Records:
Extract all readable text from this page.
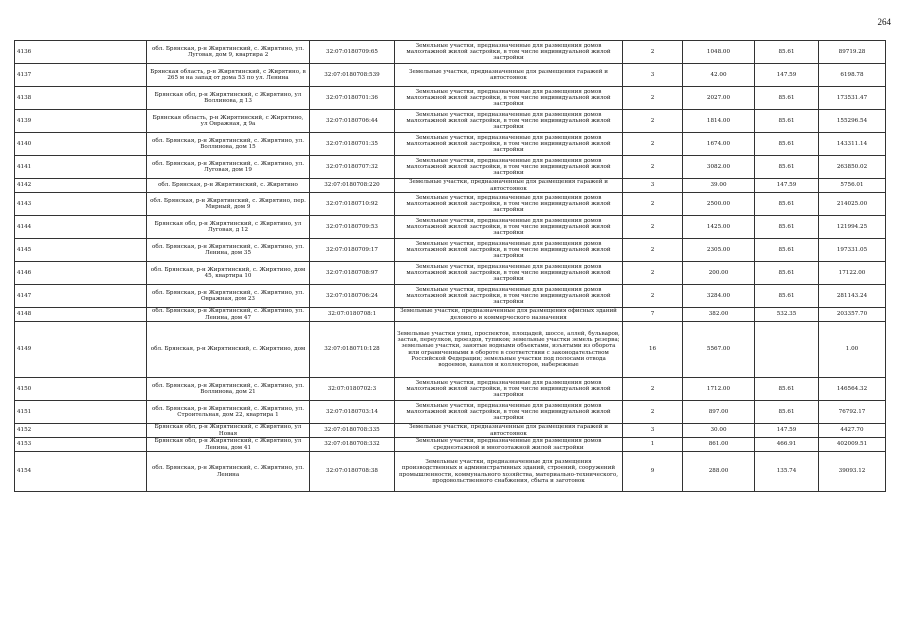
264
4136	обл. Брянская, р-н Жирятинский, с. Жирятино, ул. Луговая, дом 9, квартира 2	32:07:0180709:65	Земельные участки, предназначенные для размещения домов малоэтажной жилой застройки, в том числе индивидуальной жилой застройки	2	1048.00	85.61	89719.28
4137	Брянская область, р-н Жирятинский, с Жирятино, в 265 м на запад от дома 53 по ул. Ленина	32:07:0180708:539	Земельные участки, предназначенные для размещения гаражей и автостоянок	3	42.00	147.59	6198.78
4138	Брянская обл, р-н Жирятинский, с Жирятино, ул Воллинова, д 13	32:07:0180701:36	Земельные участки, предназначенные для размещения домов малоэтажной жилой застройки, в том числе индивидуальной жилой застройки	2	2027.00	85.61	173531.47
4139	Брянская область, р-н Жирятинский, с Жирятино, ул Овражная, д 9а	32:07:0180706:44	Земельные участки, предназначенные для размещения домов малоэтажной жилой застройки, в том числе индивидуальной жилой застройки	2	1814.00	85.61	155296.54
4140	обл. Брянская, р-н Жирятинский, с. Жирятино, ул. Воллинова, дом 15	32:07:0180701:35	Земельные участки, предназначенные для размещения домов малоэтажной жилой застройки, в том числе индивидуальной жилой застройки	2	1674.00	85.61	143311.14
4141	обл. Брянская, р-н Жирятинский, с. Жирятино, ул. Луговая, дом 19	32:07:0180707:32	Земельные участки, предназначенные для размещения домов малоэтажной жилой застройки, в том числе индивидуальной жилой застройки	2	3082.00	85.61	263850.02
4142	обл. Брянская, р-н Жирятинский, с. Жирятино	32:07:0180708:220	Земельные участки, предназначенные для размещения гаражей и автостоянок	3	39.00	147.59	5756.01
4143	обл. Брянская, р-н Жирятинский, с. Жирятино, пер. Мирный, дом 9	32:07:0180710:92	Земельные участки, предназначенные для размещения домов малоэтажной жилой застройки, в том числе индивидуальной жилой застройки	2	2500.00	85.61	214025.00
4144	Брянская обл, р-н Жирятинский, с Жирятино, ул Луговая, д 12	32:07:0180709:53	Земельные участки, предназначенные для размещения домов малоэтажной жилой застройки, в том числе индивидуальной жилой застройки	2	1425.00	85.61	121994.25
4145	обл. Брянская, р-н Жирятинский, с. Жирятино, ул. Ленина, дом 35	32:07:0180709:17	Земельные участки, предназначенные для размещения домов малоэтажной жилой застройки, в том числе индивидуальной жилой застройки	2	2305.00	85.61	197331.05
4146	обл. Брянская, р-н Жирятинский, с. Жирятино, дом 45, квартира 10	32:07:0180708:97	Земельные участки, предназначенные для размещения домов малоэтажной жилой застройки, в том числе индивидуальной жилой застройки	2	200.00	85.61	17122.00
4147	обл. Брянская, р-н Жирятинский, с. Жирятино, ул. Овражная, дом 23	32:07:0180706:24	Земельные участки, предназначенные для размещения домов малоэтажной жилой застройки, в том числе индивидуальной жилой застройки	2	3284.00	85.61	281143.24
4148	обл. Брянская, р-н Жирятинский, с. Жирятино, ул. Ленина, дом 47	32:07:0180708:1	Земельные участки, предназначенные для размещения офисных зданий делового и коммерческого назначения	7	382.00	532.35	203357.70
4149	обл. Брянская, р-н Жирятинский, с. Жирятино, дом	32:07:0180710:128	Земельные участки улиц, проспектов, площадей, шоссе, аллей, бульваров, застав, переулков, проездов, тупиков; земельные участки земель резерва; земельные участки, занятые водными объектами, изъятыми из оборота или ограниченными в обороте в соответствии с законодательством Российской Федерации; земельные участки под полосами отвода водоемов, каналов и коллекторов, набережные	16	5567.00		1.00
4150	обл. Брянская, р-н Жирятинский, с. Жирятино, ул. Воллинова, дом 21	32:07:0180702:3	Земельные участки, предназначенные для размещения домов малоэтажной жилой застройки, в том числе индивидуальной жилой застройки	2	1712.00	85.61	146564.32
4151	обл. Брянская, р-н Жирятинский, с. Жирятино, ул. Строительная, дом 22, квартира 1	32:07:0180703:14	Земельные участки, предназначенные для размещения домов малоэтажной жилой застройки, в том числе индивидуальной жилой застройки	2	897.00	85.61	76792.17
4152	Брянская обл, р-н Жирятинский, с Жирятино, ул Новая	32:07:0180708:335	Земельные участки, предназначенные для размещения гаражей и автостоянок	3	30.00	147.59	4427.70
4153	Брянская обл, р-н Жирятинский, с Жирятино, ул Ленина, дом 41	32:07:0180708:332	Земельные участки, предназначенные для размещения домов среднеэтажной и многоэтажной жилой застройки	1	861.00	466.91	402009.51
4154	обл. Брянская, р-н Жирятинский, с. Жирятино, ул. Ленина	32:07:0180708:38	Земельные участки, предназначенные для размещения производственных и административных зданий, строений, сооружений промышленности, коммунального хозяйства, материально-технического, продовольственного снабжения, сбыта и заготовок	9	288.00	135.74	39093.12
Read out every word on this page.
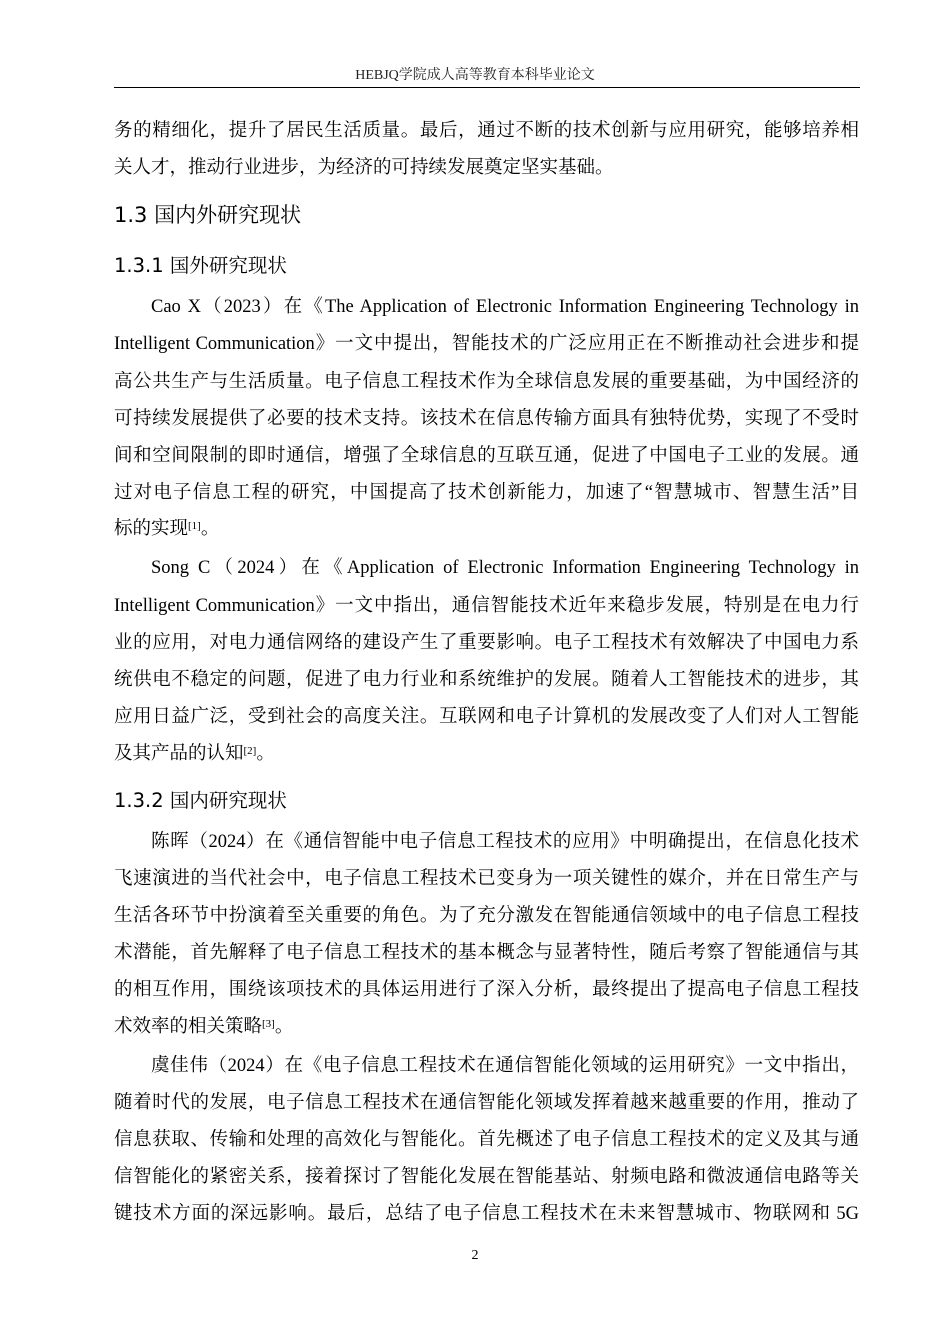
HEBJQ学院成人高等教育本科毕业论文
务的精细化，提升了居民生活质量。最后，通过不断的技术创新与应用研究，能够培养相
关人才，推动行业进步，为经济的可持续发展奠定坚实基础。
1.3 国内外研究现状
1.3.1 国外研究现状
Cao X（2023）在《The Application of Electronic Information Engineering Technology in
Intelligent Communication》一文中提出，智能技术的广泛应用正在不断推动社会进步和提
高公共生产与生活质量。电子信息工程技术作为全球信息发展的重要基础，为中国经济的
可持续发展提供了必要的技术支持。该技术在信息传输方面具有独特优势，实现了不受时
间和空间限制的即时通信，增强了全球信息的互联互通，促进了中国电子工业的发展。通
过对电子信息工程的研究，中国提高了技术创新能力，加速了“智慧城市、智慧生活”目
标的实现[1]。
Song C（2024）在《Application of Electronic Information Engineering Technology in
Intelligent Communication》一文中指出，通信智能技术近年来稳步发展，特别是在电力行
业的应用，对电力通信网络的建设产生了重要影响。电子工程技术有效解决了中国电力系
统供电不稳定的问题，促进了电力行业和系统维护的发展。随着人工智能技术的进步，其
应用日益广泛，受到社会的高度关注。互联网和电子计算机的发展改变了人们对人工智能
及其产品的认知[2]。
1.3.2 国内研究现状
陈晖（2024）在《通信智能中电子信息工程技术的应用》中明确提出，在信息化技术
飞速演进的当代社会中，电子信息工程技术已变身为一项关键性的媒介，并在日常生产与
生活各环节中扮演着至关重要的角色。为了充分激发在智能通信领域中的电子信息工程技
术潜能，首先解释了电子信息工程技术的基本概念与显著特性，随后考察了智能通信与其
的相互作用，围绕该项技术的具体运用进行了深入分析，最终提出了提高电子信息工程技
术效率的相关策略[3]。
虞佳伟（2024）在《电子信息工程技术在通信智能化领域的运用研究》一文中指出，
随着时代的发展，电子信息工程技术在通信智能化领域发挥着越来越重要的作用，推动了
信息获取、传输和处理的高效化与智能化。首先概述了电子信息工程技术的定义及其与通
信智能化的紧密关系，接着探讨了智能化发展在智能基站、射频电路和微波通信电路等关
键技术方面的深远影响。最后，总结了电子信息工程技术在未来智慧城市、物联网和 5G
2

*What needs to be done*
Set each line of the records down exactly, leaving every picture out.

*Reply*
Extract all readable text from this page.
264
4136	обл. Брянская, р-н Жирятинский, с. Жирятино, ул. Луговая, дом 9, квартира 2	32:07:0180709:65	Земельные участки, предназначенные для размещения домов малоэтажной жилой застройки, в том числе индивидуальной жилой застройки	2	1048.00	85.61	89719.28
4137	Брянская область, р-н Жирятинский, с Жирятино, в 265 м на запад от дома 53 по ул. Ленина	32:07:0180708:539	Земельные участки, предназначенные для размещения гаражей и автостоянок	3	42.00	147.59	6198.78
4138	Брянская обл, р-н Жирятинский, с Жирятино, ул Воллинова, д 13	32:07:0180701:36	Земельные участки, предназначенные для размещения домов малоэтажной жилой застройки, в том числе индивидуальной жилой застройки	2	2027.00	85.61	173531.47
4139	Брянская область, р-н Жирятинский, с Жирятино, ул Овражная, д 9а	32:07:0180706:44	Земельные участки, предназначенные для размещения домов малоэтажной жилой застройки, в том числе индивидуальной жилой застройки	2	1814.00	85.61	155296.54
4140	обл. Брянская, р-н Жирятинский, с. Жирятино, ул. Воллинова, дом 15	32:07:0180701:35	Земельные участки, предназначенные для размещения домов малоэтажной жилой застройки, в том числе индивидуальной жилой застройки	2	1674.00	85.61	143311.14
4141	обл. Брянская, р-н Жирятинский, с. Жирятино, ул. Луговая, дом 19	32:07:0180707:32	Земельные участки, предназначенные для размещения домов малоэтажной жилой застройки, в том числе индивидуальной жилой застройки	2	3082.00	85.61	263850.02
4142	обл. Брянская, р-н Жирятинский, с. Жирятино	32:07:0180708:220	Земельные участки, предназначенные для размещения гаражей и автостоянок	3	39.00	147.59	5756.01
4143	обл. Брянская, р-н Жирятинский, с. Жирятино, пер. Мирный, дом 9	32:07:0180710:92	Земельные участки, предназначенные для размещения домов малоэтажной жилой застройки, в том числе индивидуальной жилой застройки	2	2500.00	85.61	214025.00
4144	Брянская обл, р-н Жирятинский, с Жирятино, ул Луговая, д 12	32:07:0180709:53	Земельные участки, предназначенные для размещения домов малоэтажной жилой застройки, в том числе индивидуальной жилой застройки	2	1425.00	85.61	121994.25
4145	обл. Брянская, р-н Жирятинский, с. Жирятино, ул. Ленина, дом 35	32:07:0180709:17	Земельные участки, предназначенные для размещения домов малоэтажной жилой застройки, в том числе индивидуальной жилой застройки	2	2305.00	85.61	197331.05
4146	обл. Брянская, р-н Жирятинский, с. Жирятино, дом 45, квартира 10	32:07:0180708:97	Земельные участки, предназначенные для размещения домов малоэтажной жилой застройки, в том числе индивидуальной жилой застройки	2	200.00	85.61	17122.00
4147	обл. Брянская, р-н Жирятинский, с. Жирятино, ул. Овражная, дом 23	32:07:0180706:24	Земельные участки, предназначенные для размещения домов малоэтажной жилой застройки, в том числе индивидуальной жилой застройки	2	3284.00	85.61	281143.24
4148	обл. Брянская, р-н Жирятинский, с. Жирятино, ул. Ленина, дом 47	32:07:0180708:1	Земельные участки, предназначенные для размещения офисных зданий делового и коммерческого назначения	7	382.00	532.35	203357.70
4149	обл. Брянская, р-н Жирятинский, с. Жирятино, дом	32:07:0180710:128	Земельные участки улиц, проспектов, площадей, шоссе, аллей, бульваров, застав, переулков, проездов, тупиков; земельные участки земель резерва; земельные участки, занятые водными объектами, изъятыми из оборота или ограниченными в обороте в соответствии с законодательством Российской Федерации; земельные участки под полосами отвода водоемов, каналов и коллекторов, набережные	16	5567.00		1.00
4150	обл. Брянская, р-н Жирятинский, с. Жирятино, ул. Воллинова, дом 21	32:07:0180702:3	Земельные участки, предназначенные для размещения домов малоэтажной жилой застройки, в том числе индивидуальной жилой застройки	2	1712.00	85.61	146564.32
4151	обл. Брянская, р-н Жирятинский, с. Жирятино, ул. Строительная, дом 22, квартира 1	32:07:0180703:14	Земельные участки, предназначенные для размещения домов малоэтажной жилой застройки, в том числе индивидуальной жилой застройки	2	897.00	85.61	76792.17
4152	Брянская обл, р-н Жирятинский, с Жирятино, ул Новая	32:07:0180708:335	Земельные участки, предназначенные для размещения гаражей и автостоянок	3	30.00	147.59	4427.70
4153	Брянская обл, р-н Жирятинский, с Жирятино, ул Ленина, дом 41	32:07:0180708:332	Земельные участки, предназначенные для размещения домов среднеэтажной и многоэтажной жилой застройки	1	861.00	466.91	402009.51
4154	обл. Брянская, р-н Жирятинский, с. Жирятино, ул. Ленина	32:07:0180708:38	Земельные участки, предназначенные для размещения производственных и административных зданий, строений, сооружений промышленности, коммунального хозяйства, материально-технического, продовольственного снабжения, сбыта и заготовок	9	288.00	135.74	39093.12
Read out every word on this page.
HEBJQ学院成人高等教育本科毕业论文
务的精细化，提升了居民生活质量。最后，通过不断的技术创新与应用研究，能够培养相
关人才，推动行业进步，为经济的可持续发展奠定坚实基础。
1.3 国内外研究现状
1.3.1 国外研究现状
Cao X（2023）在《The Application of Electronic Information Engineering Technology in
Intelligent Communication》一文中提出，智能技术的广泛应用正在不断推动社会进步和提
高公共生产与生活质量。电子信息工程技术作为全球信息发展的重要基础，为中国经济的
可持续发展提供了必要的技术支持。该技术在信息传输方面具有独特优势，实现了不受时
间和空间限制的即时通信，增强了全球信息的互联互通，促进了中国电子工业的发展。通
过对电子信息工程的研究，中国提高了技术创新能力，加速了“智慧城市、智慧生活”目
标的实现[1]。
Song C（2024）在《Application of Electronic Information Engineering Technology in
Intelligent Communication》一文中指出，通信智能技术近年来稳步发展，特别是在电力行
业的应用，对电力通信网络的建设产生了重要影响。电子工程技术有效解决了中国电力系
统供电不稳定的问题，促进了电力行业和系统维护的发展。随着人工智能技术的进步，其
应用日益广泛，受到社会的高度关注。互联网和电子计算机的发展改变了人们对人工智能
及其产品的认知[2]。
1.3.2 国内研究现状
陈晖（2024）在《通信智能中电子信息工程技术的应用》中明确提出，在信息化技术
飞速演进的当代社会中，电子信息工程技术已变身为一项关键性的媒介，并在日常生产与
生活各环节中扮演着至关重要的角色。为了充分激发在智能通信领域中的电子信息工程技
术潜能，首先解释了电子信息工程技术的基本概念与显著特性，随后考察了智能通信与其
的相互作用，围绕该项技术的具体运用进行了深入分析，最终提出了提高电子信息工程技
术效率的相关策略[3]。
虞佳伟（2024）在《电子信息工程技术在通信智能化领域的运用研究》一文中指出，
随着时代的发展，电子信息工程技术在通信智能化领域发挥着越来越重要的作用，推动了
信息获取、传输和处理的高效化与智能化。首先概述了电子信息工程技术的定义及其与通
信智能化的紧密关系，接着探讨了智能化发展在智能基站、射频电路和微波通信电路等关
键技术方面的深远影响。最后，总结了电子信息工程技术在未来智慧城市、物联网和 5G
2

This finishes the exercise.